| Input rows |
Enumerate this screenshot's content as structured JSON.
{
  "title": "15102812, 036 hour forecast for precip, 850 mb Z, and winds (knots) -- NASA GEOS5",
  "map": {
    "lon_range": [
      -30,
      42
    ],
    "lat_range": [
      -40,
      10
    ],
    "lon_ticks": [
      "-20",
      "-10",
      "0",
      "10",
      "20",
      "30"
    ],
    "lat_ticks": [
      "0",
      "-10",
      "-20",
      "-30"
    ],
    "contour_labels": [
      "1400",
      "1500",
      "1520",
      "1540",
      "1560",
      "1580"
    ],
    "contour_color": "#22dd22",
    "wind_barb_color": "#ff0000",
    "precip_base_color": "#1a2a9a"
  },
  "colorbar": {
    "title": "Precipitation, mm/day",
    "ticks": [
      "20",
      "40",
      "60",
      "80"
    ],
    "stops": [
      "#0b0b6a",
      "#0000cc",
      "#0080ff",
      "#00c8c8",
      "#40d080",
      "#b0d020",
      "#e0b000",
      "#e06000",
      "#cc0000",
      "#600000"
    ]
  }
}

| Problem to work on |
List the lines that contain the word "title".

| Written response |
  "title": "15102812, 036 hour forecast for precip, 850 mb Z, and winds (knots) -- NASA GEOS5",
    "title": "Precipitation, mm/day",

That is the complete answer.